**Texto do exercício**

● ● ● ● ●

Casagrandre contou que os filhos evitam abordar o assunto ‘drogas’ dentro de casa (Foto: Sergio Barzaghi/Gazeta Press)

Com o auxílio de uma assessora para marcar eventos e conciliar sua rotina de palestrante com a vida de comentarista na Rede Globo, Casagrande fala com orgulho de sua ação e lamenta justamente a ausência de um exemplo enquanto jovem, a beira de um colapso.

“Não teve ninguém. Isso é um tabu do cacete. Para ser sincero, eu acho que eu fui a primeira pessoa pública que escancarou mesmo tudo que aconteceu, não teve medo nenhum de falar de suas derrotas, de suas perdas, dos erros, das suas fragilidades, do seu fracasso em um certo ponto. Acho que fui a primeira pessoa. E, para você ver, eu estou há quatro anos fazendo isso e não apareceu nenhum outro para dar uma mão”.

Capotar um Jeep Cherokee em 2007, na região da Lapa, em São Paulo, foi o estopim para os filhos Ugo Leonardo, Symon e Victor Hugo. O trio de herdeiros resolveu pela internação involuntária em uma clínica de reabilitação após o pai acordar de um coma no Hospital Albert Einstein. O vício em cocaína e heroína foi tratado na marra e com visitas raras dos familiares.

“Eu estava no fundo do poço, eu estava surtado, vendo demônios. Eu capotei um carro e meus filhos me internaram. Eu não sabia nem onde eu estava. Eu fui para o fundo do poço, tendo surto psicótico, vendo demônios, tive quatro overdoses. E depois que eu saí eu comecei a oscilar, eu continuei vendo demônios mesmo sem usar drogas, e eu tive uma experiência espiritual muito importante para mim”.

Ao ser indagado sobre os detalhes dessa brusca mudança de comportamento, o homem de 56 anos tão bem articulado e eloquente busca as palavras mais simples.

“Foi dessa experiência espiritual que tudo acabou. Foi assim (estalar de dedos). Cinco minutos antes estava uma merda, dez minutos depois estava maravilhoso. Desse jeito que eu estou te falando”, conta, com ênfase nas palavras.

Casagrande começou usando maconha, mas se afundou com cocaína e heroína (Foto: Sergio Barzaghi/Gazeta Press)

“Não fui em nenhum lugar. Jesus teve a presença na minha casa quando eu precisei. Eu não sou evangélico, não vou em templo nenhum, já dei depoimentos em igrejas evangélicas, mas vou em igreja católica, para mim não tem problema nenhum. Eu não tenho religião e não preciso de templo para isso. Eu tenho Jesus no coração, e de verdade, porque o que ele demonstrou para mim foi uma das coisas mais maravilhosas da minha vida. E minha vida mudou pela presença dele”.

● ● ● ● ●

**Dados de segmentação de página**
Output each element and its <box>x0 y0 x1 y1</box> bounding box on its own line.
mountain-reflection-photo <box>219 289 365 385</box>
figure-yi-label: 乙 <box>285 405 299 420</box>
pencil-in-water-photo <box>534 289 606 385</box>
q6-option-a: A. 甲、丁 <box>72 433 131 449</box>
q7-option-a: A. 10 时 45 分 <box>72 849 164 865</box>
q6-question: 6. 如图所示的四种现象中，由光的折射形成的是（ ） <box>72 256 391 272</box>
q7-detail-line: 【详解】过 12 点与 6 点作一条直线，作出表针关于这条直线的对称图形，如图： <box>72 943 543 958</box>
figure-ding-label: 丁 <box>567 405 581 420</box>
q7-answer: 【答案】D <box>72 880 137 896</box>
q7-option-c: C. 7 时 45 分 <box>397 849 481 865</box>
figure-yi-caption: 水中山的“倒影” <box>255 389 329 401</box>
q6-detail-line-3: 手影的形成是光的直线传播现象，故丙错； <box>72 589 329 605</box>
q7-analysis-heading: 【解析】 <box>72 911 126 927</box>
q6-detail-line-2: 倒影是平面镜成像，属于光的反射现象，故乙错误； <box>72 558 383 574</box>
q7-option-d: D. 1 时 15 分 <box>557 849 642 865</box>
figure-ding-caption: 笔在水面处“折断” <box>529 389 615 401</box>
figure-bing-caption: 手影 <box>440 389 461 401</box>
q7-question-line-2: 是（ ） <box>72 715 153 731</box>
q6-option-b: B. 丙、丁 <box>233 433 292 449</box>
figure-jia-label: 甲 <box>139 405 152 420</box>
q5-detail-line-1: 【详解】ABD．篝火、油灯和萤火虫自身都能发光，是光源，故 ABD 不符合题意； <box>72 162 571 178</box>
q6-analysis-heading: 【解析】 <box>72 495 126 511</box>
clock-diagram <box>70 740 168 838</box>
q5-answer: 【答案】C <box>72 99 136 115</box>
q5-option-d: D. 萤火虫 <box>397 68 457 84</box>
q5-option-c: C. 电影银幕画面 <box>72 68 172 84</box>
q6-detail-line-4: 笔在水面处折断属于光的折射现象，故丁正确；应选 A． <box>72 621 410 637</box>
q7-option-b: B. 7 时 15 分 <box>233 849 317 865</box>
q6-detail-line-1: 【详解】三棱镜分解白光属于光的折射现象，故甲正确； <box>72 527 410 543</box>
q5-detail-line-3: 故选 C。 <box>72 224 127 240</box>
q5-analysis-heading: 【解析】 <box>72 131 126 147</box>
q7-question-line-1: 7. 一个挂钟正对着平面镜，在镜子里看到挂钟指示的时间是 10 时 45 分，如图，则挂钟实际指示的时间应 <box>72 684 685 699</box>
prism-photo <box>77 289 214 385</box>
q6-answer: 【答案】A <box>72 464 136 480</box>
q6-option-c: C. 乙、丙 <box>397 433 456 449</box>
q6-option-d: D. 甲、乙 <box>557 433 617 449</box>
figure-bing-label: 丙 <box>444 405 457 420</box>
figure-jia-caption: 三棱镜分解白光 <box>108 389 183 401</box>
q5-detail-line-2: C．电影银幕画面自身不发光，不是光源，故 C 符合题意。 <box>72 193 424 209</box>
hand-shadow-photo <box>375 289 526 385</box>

● ● ● ● ●

**Tarefas a realizar**
a) Segundo o texto sobre Casagrande, que veículo ele capotou em 2007?
b) Por favor, dê sequência ao texto sobre Casagrande a partir da última frase apresentada.

**Respostas do exercício**
a) Um Jeep Cherokee.

b)
Casagrande não se converteu a uma religião específica, não deixou de curtir seu bom e velho rock in roll, manteve o estilão descolado, sem vergonha dos palavrões. Jesus se tornou um companheiro dentro de uma personalidade imutável de Casão.

“Todo mundo sempre tem a presença de Cristo na sua vida. É você olhar e se entregar para ele. É que a gente fica no meio de deslumbramentos, festas, bebidas, mulheres, drogas… Droga é f…, cara. A droga te envolve de tal maneira que você fica… Jesus quer entrar na sua vida e você não deixa, você vai para outro lado mesmo, entendeu?!”, aponta, arrependido.

“Quando entrou a cocaína foi uma m… Na época que era só maconha, a gente se divertia, dava risada. Na época que entrou a cocaína, a gente fazia as mesmas coisas e não tinha graça nenhuma. Todo mundo com cara feia”.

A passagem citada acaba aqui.